begin Exercise inputs
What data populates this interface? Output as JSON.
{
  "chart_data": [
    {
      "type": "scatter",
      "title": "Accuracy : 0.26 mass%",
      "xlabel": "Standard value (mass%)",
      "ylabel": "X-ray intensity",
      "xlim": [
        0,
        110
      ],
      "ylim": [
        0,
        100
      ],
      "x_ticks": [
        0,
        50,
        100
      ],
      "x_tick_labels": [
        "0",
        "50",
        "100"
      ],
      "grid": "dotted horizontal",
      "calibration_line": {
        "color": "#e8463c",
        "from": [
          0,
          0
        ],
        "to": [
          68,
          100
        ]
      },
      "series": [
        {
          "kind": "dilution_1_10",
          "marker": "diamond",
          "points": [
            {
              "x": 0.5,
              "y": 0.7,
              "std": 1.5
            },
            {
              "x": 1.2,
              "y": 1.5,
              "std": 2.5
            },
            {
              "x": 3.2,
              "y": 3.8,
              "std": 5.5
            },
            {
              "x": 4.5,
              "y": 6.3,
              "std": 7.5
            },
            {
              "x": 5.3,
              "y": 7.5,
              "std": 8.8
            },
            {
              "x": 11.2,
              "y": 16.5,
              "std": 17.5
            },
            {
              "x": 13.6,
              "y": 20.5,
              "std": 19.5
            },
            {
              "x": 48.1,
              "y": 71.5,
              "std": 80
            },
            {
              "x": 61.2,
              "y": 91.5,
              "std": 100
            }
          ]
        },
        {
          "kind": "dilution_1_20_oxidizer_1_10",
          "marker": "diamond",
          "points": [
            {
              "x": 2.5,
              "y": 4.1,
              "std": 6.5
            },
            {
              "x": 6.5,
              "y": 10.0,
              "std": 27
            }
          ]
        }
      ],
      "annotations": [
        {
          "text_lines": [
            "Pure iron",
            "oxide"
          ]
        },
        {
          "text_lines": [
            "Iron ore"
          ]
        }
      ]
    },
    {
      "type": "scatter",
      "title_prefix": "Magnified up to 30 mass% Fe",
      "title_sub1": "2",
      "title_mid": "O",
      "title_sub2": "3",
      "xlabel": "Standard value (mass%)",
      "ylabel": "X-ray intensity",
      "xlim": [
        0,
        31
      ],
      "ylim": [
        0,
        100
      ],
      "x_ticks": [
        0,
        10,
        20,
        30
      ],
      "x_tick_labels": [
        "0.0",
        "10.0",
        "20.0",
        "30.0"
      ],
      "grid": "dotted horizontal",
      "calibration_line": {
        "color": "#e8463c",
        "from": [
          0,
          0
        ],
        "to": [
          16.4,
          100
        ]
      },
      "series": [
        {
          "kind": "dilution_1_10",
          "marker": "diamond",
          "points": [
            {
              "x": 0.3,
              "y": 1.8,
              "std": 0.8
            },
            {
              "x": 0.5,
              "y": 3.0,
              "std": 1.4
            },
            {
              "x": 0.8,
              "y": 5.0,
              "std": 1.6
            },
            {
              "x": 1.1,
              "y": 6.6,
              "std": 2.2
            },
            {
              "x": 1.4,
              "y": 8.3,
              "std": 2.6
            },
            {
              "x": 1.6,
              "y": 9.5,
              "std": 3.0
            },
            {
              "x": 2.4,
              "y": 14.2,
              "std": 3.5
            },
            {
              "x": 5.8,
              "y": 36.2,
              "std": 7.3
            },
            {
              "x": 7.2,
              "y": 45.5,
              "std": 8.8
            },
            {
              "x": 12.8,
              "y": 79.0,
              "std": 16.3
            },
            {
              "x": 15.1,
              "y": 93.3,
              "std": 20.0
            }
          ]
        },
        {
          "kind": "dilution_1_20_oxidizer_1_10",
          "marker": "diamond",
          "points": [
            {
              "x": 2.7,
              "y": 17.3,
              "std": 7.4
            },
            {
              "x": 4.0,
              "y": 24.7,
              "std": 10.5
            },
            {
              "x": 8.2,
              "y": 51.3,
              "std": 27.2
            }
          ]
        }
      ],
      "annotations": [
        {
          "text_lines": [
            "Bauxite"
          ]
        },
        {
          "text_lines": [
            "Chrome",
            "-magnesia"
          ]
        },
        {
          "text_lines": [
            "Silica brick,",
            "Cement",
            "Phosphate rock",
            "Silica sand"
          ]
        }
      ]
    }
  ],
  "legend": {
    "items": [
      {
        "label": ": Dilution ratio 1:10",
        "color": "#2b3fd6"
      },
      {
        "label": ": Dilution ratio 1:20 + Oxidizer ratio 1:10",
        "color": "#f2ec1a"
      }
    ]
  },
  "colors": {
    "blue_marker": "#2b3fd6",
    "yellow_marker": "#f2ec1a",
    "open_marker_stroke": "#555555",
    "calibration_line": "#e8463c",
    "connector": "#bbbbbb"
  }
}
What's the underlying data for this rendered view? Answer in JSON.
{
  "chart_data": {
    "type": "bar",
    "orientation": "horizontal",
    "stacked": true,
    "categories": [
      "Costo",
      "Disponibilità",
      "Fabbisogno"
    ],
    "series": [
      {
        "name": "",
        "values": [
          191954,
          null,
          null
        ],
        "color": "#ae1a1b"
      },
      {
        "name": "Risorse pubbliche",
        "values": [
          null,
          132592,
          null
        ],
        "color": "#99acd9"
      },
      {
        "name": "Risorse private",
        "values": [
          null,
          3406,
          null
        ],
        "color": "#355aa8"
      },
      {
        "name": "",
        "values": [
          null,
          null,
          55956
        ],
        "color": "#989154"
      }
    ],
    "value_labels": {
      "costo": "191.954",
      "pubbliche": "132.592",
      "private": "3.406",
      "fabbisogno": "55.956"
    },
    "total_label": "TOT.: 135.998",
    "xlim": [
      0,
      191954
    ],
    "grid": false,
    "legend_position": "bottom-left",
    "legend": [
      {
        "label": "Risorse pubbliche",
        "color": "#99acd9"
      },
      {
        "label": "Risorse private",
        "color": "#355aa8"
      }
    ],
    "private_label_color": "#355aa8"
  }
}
end Exercise inputs
▶ **The request**:
From the listing above, extract every line exactly as it stands.

▶ **Finished exercise**:
What data populates this interface? Output as JSON.
{
  "chart_data": [
    {
      "type": "scatter",
      "title": "Accuracy : 0.26 mass%",
      "xlabel": "Standard value (mass%)",
      "ylabel": "X-ray intensity",
      "xlim": [
        0,
        110
      ],
      "ylim": [
        0,
        100
      ],
      "x_ticks": [
        0,
        50,
        100
      ],
      "x_tick_labels": [
        "0",
        "50",
        "100"
      ],
      "grid": "dotted horizontal",
      "calibration_line": {
        "color": "#e8463c",
        "from": [
          0,
          0
        ],
        "to": [
          68,
          100
        ]
      },
      "series": [
        {
          "kind": "dilution_1_10",
          "marker": "diamond",
          "points": [
            {
              "x": 0.5,
              "y": 0.7,
              "std": 1.5
            },
            {
              "x": 1.2,
              "y": 1.5,
              "std": 2.5
            },
            {
              "x": 3.2,
              "y": 3.8,
              "std": 5.5
            },
            {
              "x": 4.5,
              "y": 6.3,
              "std": 7.5
            },
            {
              "x": 5.3,
              "y": 7.5,
              "std": 8.8
            },
            {
              "x": 11.2,
              "y": 16.5,
              "std": 17.5
            },
            {
              "x": 13.6,
              "y": 20.5,
              "std": 19.5
            },
            {
              "x": 48.1,
              "y": 71.5,
              "std": 80
            },
            {
              "x": 61.2,
              "y": 91.5,
              "std": 100
            }
          ]
        },
        {
          "kind": "dilution_1_20_oxidizer_1_10",
          "marker": "diamond",
          "points": [
            {
              "x": 2.5,
              "y": 4.1,
              "std": 6.5
            },
            {
              "x": 6.5,
              "y": 10.0,
              "std": 27
            }
          ]
        }
      ],
      "annotations": [
        {
          "text_lines": [
            "Pure iron",
            "oxide"
          ]
        },
        {
          "text_lines": [
            "Iron ore"
          ]
        }
      ]
    },
    {
      "type": "scatter",
      "title_prefix": "Magnified up to 30 mass% Fe",
      "title_sub1": "2",
      "title_mid": "O",
      "title_sub2": "3",
      "xlabel": "Standard value (mass%)",
      "ylabel": "X-ray intensity",
      "xlim": [
        0,
        31
      ],
      "ylim": [
        0,
        100
      ],
      "x_ticks": [
        0,
        10,
        20,
        30
      ],
      "x_tick_labels": [
        "0.0",
        "10.0",
        "20.0",
        "30.0"
      ],
      "grid": "dotted horizontal",
      "calibration_line": {
        "color": "#e8463c",
        "from": [
          0,
          0
        ],
        "to": [
          16.4,
          100
        ]
      },
      "series": [
        {
          "kind": "dilution_1_10",
          "marker": "diamond",
          "points": [
            {
              "x": 0.3,
              "y": 1.8,
              "std": 0.8
            },
            {
              "x": 0.5,
              "y": 3.0,
              "std": 1.4
            },
            {
              "x": 0.8,
              "y": 5.0,
              "std": 1.6
            },
            {
              "x": 1.1,
              "y": 6.6,
              "std": 2.2
            },
            {
              "x": 1.4,
              "y": 8.3,
              "std": 2.6
            },
            {
              "x": 1.6,
              "y": 9.5,
              "std": 3.0
            },
            {
              "x": 2.4,
              "y": 14.2,
              "std": 3.5
            },
            {
              "x": 5.8,
              "y": 36.2,
              "std": 7.3
            },
            {
              "x": 7.2,
              "y": 45.5,
              "std": 8.8
            },
            {
              "x": 12.8,
              "y": 79.0,
              "std": 16.3
            },
            {
              "x": 15.1,
              "y": 93.3,
              "std": 20.0
            }
          ]
        },
        {
          "kind": "dilution_1_20_oxidizer_1_10",
          "marker": "diamond",
          "points": [
            {
              "x": 2.7,
              "y": 17.3,
              "std": 7.4
            },
            {
              "x": 4.0,
              "y": 24.7,
              "std": 10.5
            },
            {
              "x": 8.2,
              "y": 51.3,
              "std": 27.2
            }
          ]
        }
      ],
      "annotations": [
        {
          "text_lines": [
            "Bauxite"
          ]
        },
        {
          "text_lines": [
            "Chrome",
            "-magnesia"
          ]
        },
        {
          "text_lines": [
            "Silica brick,",
            "Cement",
            "Phosphate rock",
            "Silica sand"
          ]
        }
      ]
    }
  ],
  "legend": {
    "items": [
      {
        "label": ": Dilution ratio 1:10",
        "color": "#2b3fd6"
      },
      {
        "label": ": Dilution ratio 1:20 + Oxidizer ratio 1:10",
        "color": "#f2ec1a"
      }
    ]
  },
  "colors": {
    "blue_marker": "#2b3fd6",
    "yellow_marker": "#f2ec1a",
    "open_marker_stroke": "#555555",
    "calibration_line": "#e8463c",
    "connector": "#bbbbbb"
  }
}
What's the underlying data for this rendered view? Answer in JSON.
{
  "chart_data": {
    "type": "bar",
    "orientation": "horizontal",
    "stacked": true,
    "categories": [
      "Costo",
      "Disponibilità",
      "Fabbisogno"
    ],
    "series": [
      {
        "name": "",
        "values": [
          191954,
          null,
          null
        ],
        "color": "#ae1a1b"
      },
      {
        "name": "Risorse pubbliche",
        "values": [
          null,
          132592,
          null
        ],
        "color": "#99acd9"
      },
      {
        "name": "Risorse private",
        "values": [
          null,
          3406,
          null
        ],
        "color": "#355aa8"
      },
      {
        "name": "",
        "values": [
          null,
          null,
          55956
        ],
        "color": "#989154"
      }
    ],
    "value_labels": {
      "costo": "191.954",
      "pubbliche": "132.592",
      "private": "3.406",
      "fabbisogno": "55.956"
    },
    "total_label": "TOT.: 135.998",
    "xlim": [
      0,
      191954
    ],
    "grid": false,
    "legend_position": "bottom-left",
    "legend": [
      {
        "label": "Risorse pubbliche",
        "color": "#99acd9"
      },
      {
        "label": "Risorse private",
        "color": "#355aa8"
      }
    ],
    "private_label_color": "#355aa8"
  }
}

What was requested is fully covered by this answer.